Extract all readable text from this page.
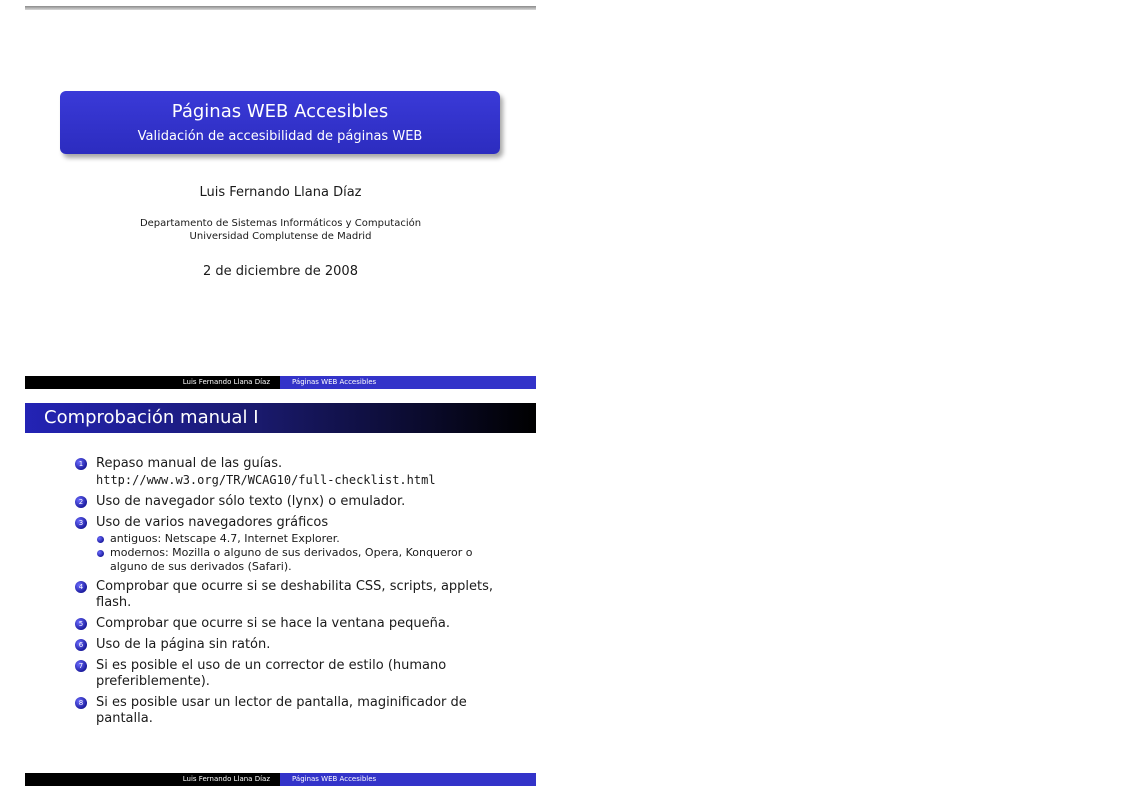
Páginas WEB Accesibles
Validación de accesibilidad de páginas WEB
Luis Fernando Llana Díaz
Departamento de Sistemas Informáticos y Computación
Universidad Complutense de Madrid
2 de diciembre de 2008
Luis Fernando Llana Díaz	Páginas WEB Accesibles
Comprobación manual I
1 Repaso manual de las guías.
http://www.w3.org/TR/WCAG10/full-checklist.html
2 Uso de navegador sólo texto (lynx) o emulador.
3 Uso de varios navegadores gráficos
antiguos: Netscape 4.7, Internet Explorer.
modernos: Mozilla o alguno de sus derivados, Opera, Konqueror o alguno de sus derivados (Safari).
4 Comprobar que ocurre si se deshabilita CSS, scripts, applets, flash.
5 Comprobar que ocurre si se hace la ventana pequeña.
6 Uso de la página sin ratón.
7 Si es posible el uso de un corrector de estilo (humano preferiblemente).
8 Si es posible usar un lector de pantalla, maginificador de pantalla.
Luis Fernando Llana Díaz	Páginas WEB Accesibles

::::

What is required = Your copy should match the records word for word, with the pictures removed.

Result below =
Extract all readable text from this page.
Páginas WEB Accesibles
Validación de accesibilidad de páginas WEB
Luis Fernando Llana Díaz
Departamento de Sistemas Informáticos y Computación
Universidad Complutense de Madrid
2 de diciembre de 2008
Luis Fernando Llana Díaz	Páginas WEB Accesibles
Comprobación manual I
1 Repaso manual de las guías.
http://www.w3.org/TR/WCAG10/full-checklist.html
2 Uso de navegador sólo texto (lynx) o emulador.
3 Uso de varios navegadores gráficos
antiguos: Netscape 4.7, Internet Explorer.
modernos: Mozilla o alguno de sus derivados, Opera, Konqueror o alguno de sus derivados (Safari).
4 Comprobar que ocurre si se deshabilita CSS, scripts, applets, flash.
5 Comprobar que ocurre si se hace la ventana pequeña.
6 Uso de la página sin ratón.
7 Si es posible el uso de un corrector de estilo (humano preferiblemente).
8 Si es posible usar un lector de pantalla, maginificador de pantalla.
Luis Fernando Llana Díaz	Páginas WEB Accesibles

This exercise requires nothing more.